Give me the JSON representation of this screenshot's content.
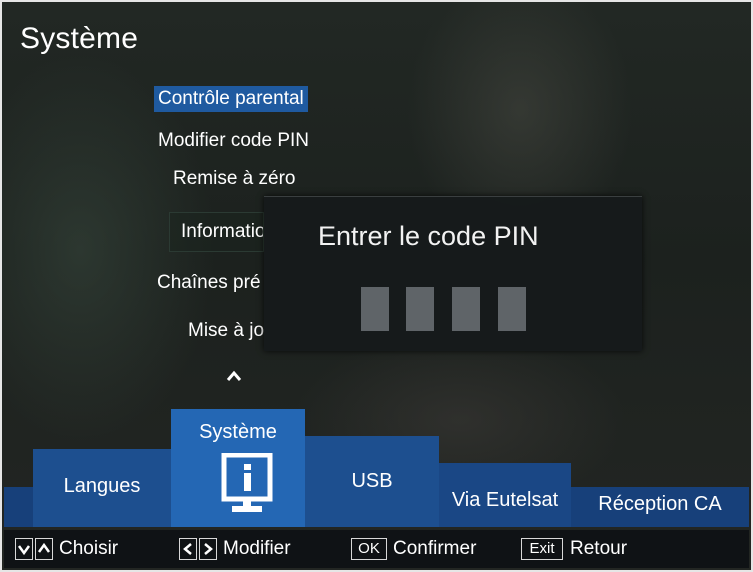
{
  "screen_title": "Système",
  "menu": {
    "items": [
      {
        "label": "Contrôle parental",
        "selected": true
      },
      {
        "label": "Modifier code PIN",
        "selected": false
      },
      {
        "label": "Remise à zéro",
        "selected": false
      },
      {
        "label": "Informatio",
        "selected": false
      },
      {
        "label": "Chaînes pré",
        "selected": false
      },
      {
        "label": "Mise à jo",
        "selected": false
      }
    ],
    "scroll_up_icon": "chevron-up-icon"
  },
  "dialog": {
    "title": "Entrer le code PIN",
    "pin_digits": 4
  },
  "tabs": [
    {
      "label": "Langues",
      "active": false
    },
    {
      "label": "Système",
      "active": true,
      "icon": "info-monitor-icon"
    },
    {
      "label": "USB",
      "active": false
    },
    {
      "label": "Via Eutelsat",
      "active": false
    },
    {
      "label": "Réception CA",
      "active": false
    }
  ],
  "hints": {
    "choose_keys": [
      "v",
      "^"
    ],
    "choose_label": "Choisir",
    "modify_keys": [
      "<",
      ">"
    ],
    "modify_label": "Modifier",
    "ok_key": "OK",
    "ok_label": "Confirmer",
    "exit_key": "Exit",
    "exit_label": "Retour"
  },
  "colors": {
    "accent_blue": "#2467b4",
    "tab_blue": "#1d4f8f",
    "bar_blue": "#17407a",
    "selection_blue": "#1f5aa0"
  }
}
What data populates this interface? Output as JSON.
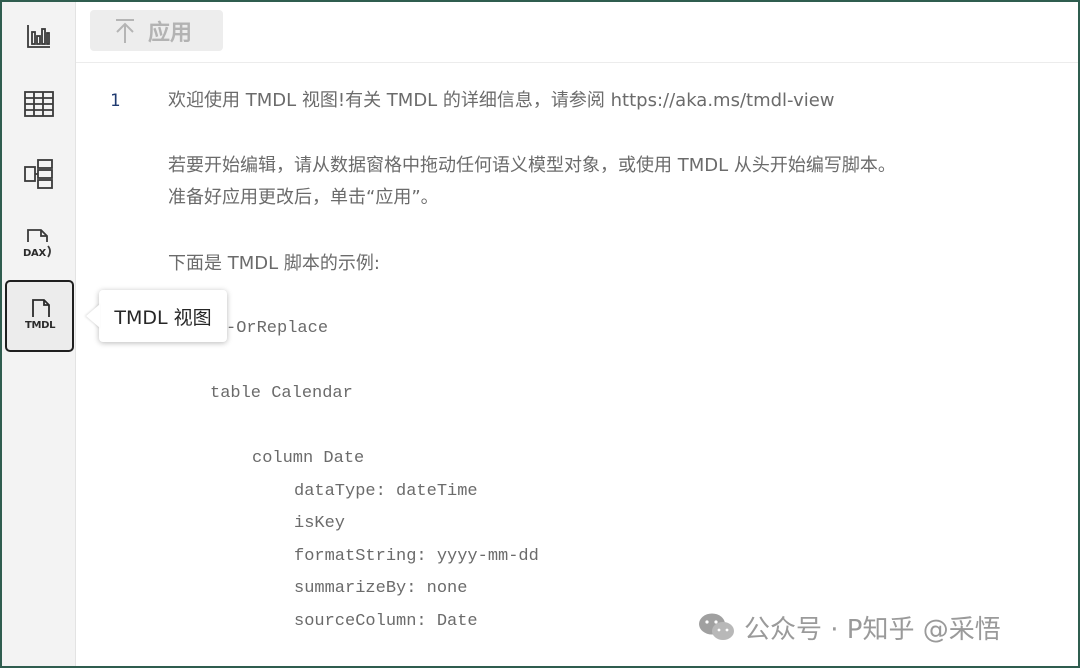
{
  "toolbar": {
    "apply_label": "应用"
  },
  "sidebar": {
    "items": [
      {
        "name": "report-view",
        "icon": "bar-chart-icon"
      },
      {
        "name": "table-view",
        "icon": "table-grid-icon"
      },
      {
        "name": "model-view",
        "icon": "model-diagram-icon"
      },
      {
        "name": "dax-query-view",
        "icon": "dax-icon",
        "label": "DAX"
      },
      {
        "name": "tmdl-view",
        "icon": "tmdl-icon",
        "label": "TMDL",
        "active": true
      }
    ]
  },
  "tooltip": {
    "text": "TMDL 视图"
  },
  "editor": {
    "line_number": "1",
    "intro": "欢迎使用 TMDL 视图!有关 TMDL 的详细信息，请参阅 https://aka.ms/tmdl-view",
    "instructions_1": "若要开始编辑，请从数据窗格中拖动任何语义模型对象，或使用 TMDL 从头开始编写脚本。",
    "instructions_2": "准备好应用更改后，单击“应用”。",
    "example_heading": "下面是 TMDL 脚本的示例:",
    "code_lines": [
      "-OrReplace",
      "table Calendar",
      "column Date",
      "dataType: dateTime",
      "isKey",
      "formatString: yyyy-mm-dd",
      "summarizeBy: none",
      "sourceColumn: Date"
    ]
  },
  "watermark": {
    "text": "公众号 · P知乎 @采悟"
  },
  "colors": {
    "frame_border": "#2f5d4f",
    "line_number": "#1f3a70",
    "code_text": "#6b6b6b"
  }
}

**Your instructions**
Reproduce all of the entries word for word, skipping any pictures they hold.

**Result for this exercise**
Give me the JSON representation of this screenshot's content.
{
  "screen_title": "Système",
  "menu": {
    "items": [
      {
        "label": "Contrôle parental",
        "selected": true
      },
      {
        "label": "Modifier code PIN",
        "selected": false
      },
      {
        "label": "Remise à zéro",
        "selected": false
      },
      {
        "label": "Informatio",
        "selected": false
      },
      {
        "label": "Chaînes pré",
        "selected": false
      },
      {
        "label": "Mise à jo",
        "selected": false
      }
    ],
    "scroll_up_icon": "chevron-up-icon"
  },
  "dialog": {
    "title": "Entrer le code PIN",
    "pin_digits": 4
  },
  "tabs": [
    {
      "label": "Langues",
      "active": false
    },
    {
      "label": "Système",
      "active": true,
      "icon": "info-monitor-icon"
    },
    {
      "label": "USB",
      "active": false
    },
    {
      "label": "Via Eutelsat",
      "active": false
    },
    {
      "label": "Réception CA",
      "active": false
    }
  ],
  "hints": {
    "choose_keys": [
      "v",
      "^"
    ],
    "choose_label": "Choisir",
    "modify_keys": [
      "<",
      ">"
    ],
    "modify_label": "Modifier",
    "ok_key": "OK",
    "ok_label": "Confirmer",
    "exit_key": "Exit",
    "exit_label": "Retour"
  },
  "colors": {
    "accent_blue": "#2467b4",
    "tab_blue": "#1d4f8f",
    "bar_blue": "#17407a",
    "selection_blue": "#1f5aa0"
  }
}
What data populates this interface? Output as JSON.
{
  "toolbar": {
    "apply_label": "应用"
  },
  "sidebar": {
    "items": [
      {
        "name": "report-view",
        "icon": "bar-chart-icon"
      },
      {
        "name": "table-view",
        "icon": "table-grid-icon"
      },
      {
        "name": "model-view",
        "icon": "model-diagram-icon"
      },
      {
        "name": "dax-query-view",
        "icon": "dax-icon",
        "label": "DAX"
      },
      {
        "name": "tmdl-view",
        "icon": "tmdl-icon",
        "label": "TMDL",
        "active": true
      }
    ]
  },
  "tooltip": {
    "text": "TMDL 视图"
  },
  "editor": {
    "line_number": "1",
    "intro": "欢迎使用 TMDL 视图!有关 TMDL 的详细信息，请参阅 https://aka.ms/tmdl-view",
    "instructions_1": "若要开始编辑，请从数据窗格中拖动任何语义模型对象，或使用 TMDL 从头开始编写脚本。",
    "instructions_2": "准备好应用更改后，单击“应用”。",
    "example_heading": "下面是 TMDL 脚本的示例:",
    "code_lines": [
      "-OrReplace",
      "table Calendar",
      "column Date",
      "dataType: dateTime",
      "isKey",
      "formatString: yyyy-mm-dd",
      "summarizeBy: none",
      "sourceColumn: Date"
    ]
  },
  "watermark": {
    "text": "公众号 · P知乎 @采悟"
  },
  "colors": {
    "frame_border": "#2f5d4f",
    "line_number": "#1f3a70",
    "code_text": "#6b6b6b"
  }
}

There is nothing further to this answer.